» Problem requirements
Work out how many lines of the listing hold "this", then state only that count.

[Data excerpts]

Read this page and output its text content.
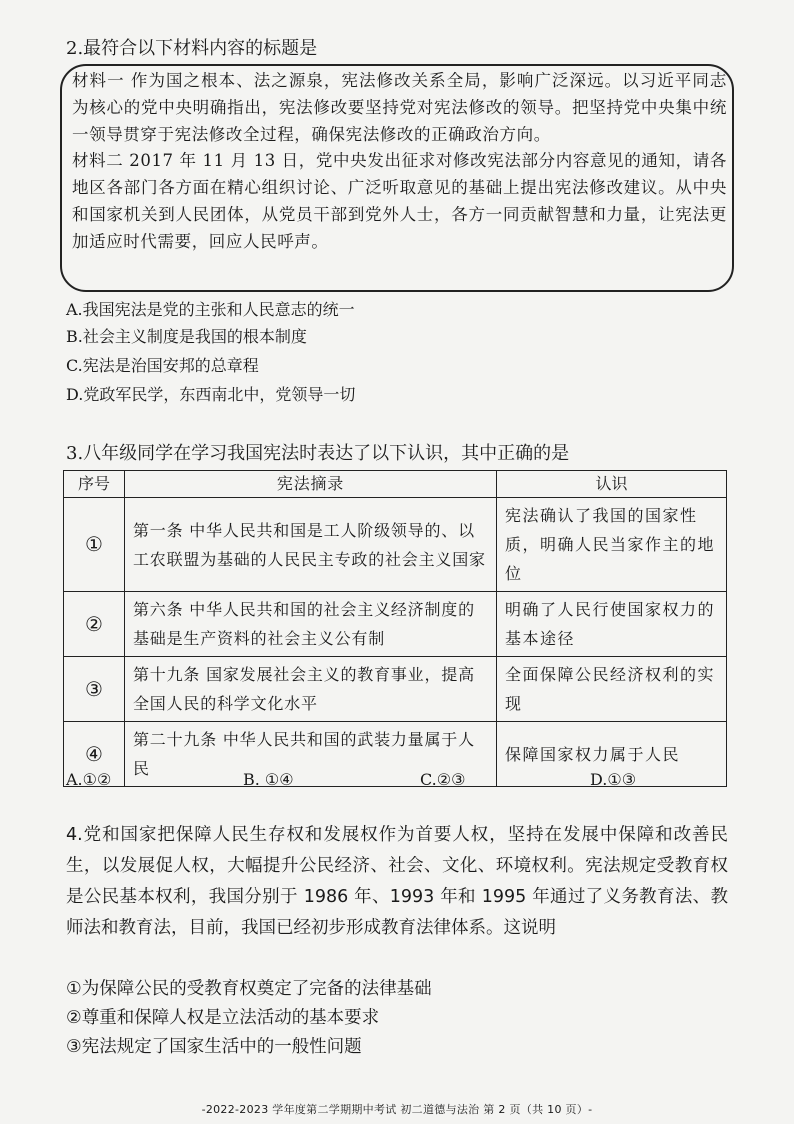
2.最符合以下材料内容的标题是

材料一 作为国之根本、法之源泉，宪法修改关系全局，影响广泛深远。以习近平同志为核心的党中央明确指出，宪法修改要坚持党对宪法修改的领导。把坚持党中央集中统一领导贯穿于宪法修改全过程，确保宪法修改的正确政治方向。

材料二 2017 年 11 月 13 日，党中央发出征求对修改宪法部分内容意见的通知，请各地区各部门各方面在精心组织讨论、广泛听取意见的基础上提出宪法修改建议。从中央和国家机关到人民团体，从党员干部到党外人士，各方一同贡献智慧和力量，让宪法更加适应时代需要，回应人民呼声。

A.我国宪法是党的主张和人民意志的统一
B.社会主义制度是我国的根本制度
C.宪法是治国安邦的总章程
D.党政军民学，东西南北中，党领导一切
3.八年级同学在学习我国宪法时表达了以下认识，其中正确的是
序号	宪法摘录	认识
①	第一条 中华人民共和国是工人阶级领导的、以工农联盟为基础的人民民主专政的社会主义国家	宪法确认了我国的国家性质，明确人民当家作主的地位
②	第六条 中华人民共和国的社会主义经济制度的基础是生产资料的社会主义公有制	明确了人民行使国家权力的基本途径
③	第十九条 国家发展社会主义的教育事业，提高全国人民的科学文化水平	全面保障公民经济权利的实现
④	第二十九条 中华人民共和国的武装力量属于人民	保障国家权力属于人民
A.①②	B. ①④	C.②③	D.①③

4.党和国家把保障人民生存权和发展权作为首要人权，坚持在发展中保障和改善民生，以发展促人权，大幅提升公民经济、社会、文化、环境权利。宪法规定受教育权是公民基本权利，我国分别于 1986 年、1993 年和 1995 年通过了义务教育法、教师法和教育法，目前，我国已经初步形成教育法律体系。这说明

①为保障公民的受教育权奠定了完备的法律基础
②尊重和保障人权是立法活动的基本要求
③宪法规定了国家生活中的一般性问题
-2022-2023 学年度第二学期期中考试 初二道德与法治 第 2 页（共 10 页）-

--

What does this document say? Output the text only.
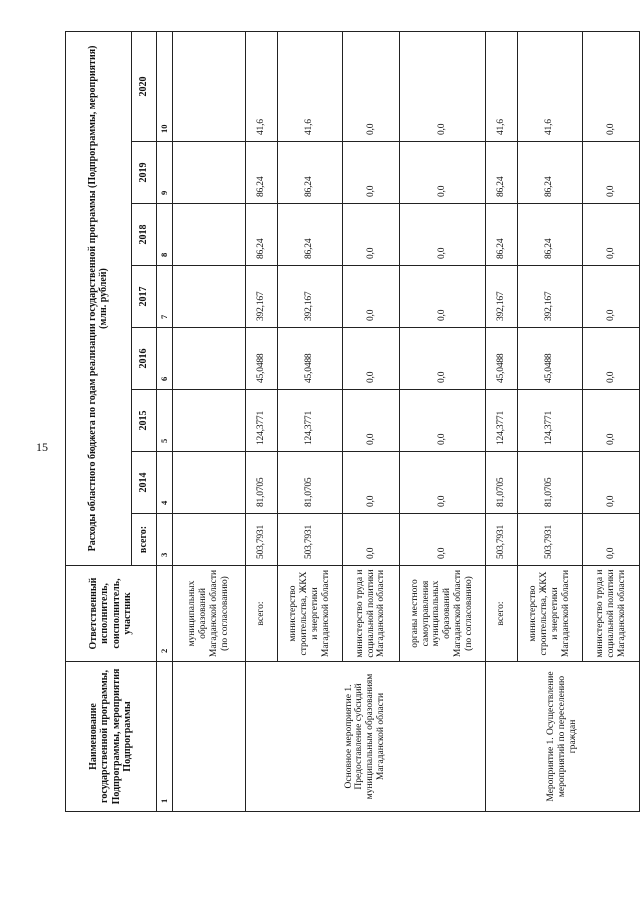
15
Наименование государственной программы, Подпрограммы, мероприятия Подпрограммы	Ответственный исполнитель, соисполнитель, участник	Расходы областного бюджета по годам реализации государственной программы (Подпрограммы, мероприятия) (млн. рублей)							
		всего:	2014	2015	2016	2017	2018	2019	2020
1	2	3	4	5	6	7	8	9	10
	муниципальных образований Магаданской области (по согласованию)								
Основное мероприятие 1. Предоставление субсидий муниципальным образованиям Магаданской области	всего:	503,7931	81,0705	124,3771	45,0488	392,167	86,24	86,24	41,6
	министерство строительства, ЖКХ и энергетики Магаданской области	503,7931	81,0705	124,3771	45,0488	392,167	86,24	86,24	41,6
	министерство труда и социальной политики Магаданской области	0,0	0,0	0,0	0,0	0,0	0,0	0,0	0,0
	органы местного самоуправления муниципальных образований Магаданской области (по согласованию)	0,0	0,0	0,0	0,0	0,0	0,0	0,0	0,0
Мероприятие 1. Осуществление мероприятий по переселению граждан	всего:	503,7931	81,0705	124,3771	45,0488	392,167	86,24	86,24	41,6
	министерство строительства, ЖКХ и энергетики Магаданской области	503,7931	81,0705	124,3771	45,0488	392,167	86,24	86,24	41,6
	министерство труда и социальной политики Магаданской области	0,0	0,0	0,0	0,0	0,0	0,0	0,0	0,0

» Task response
2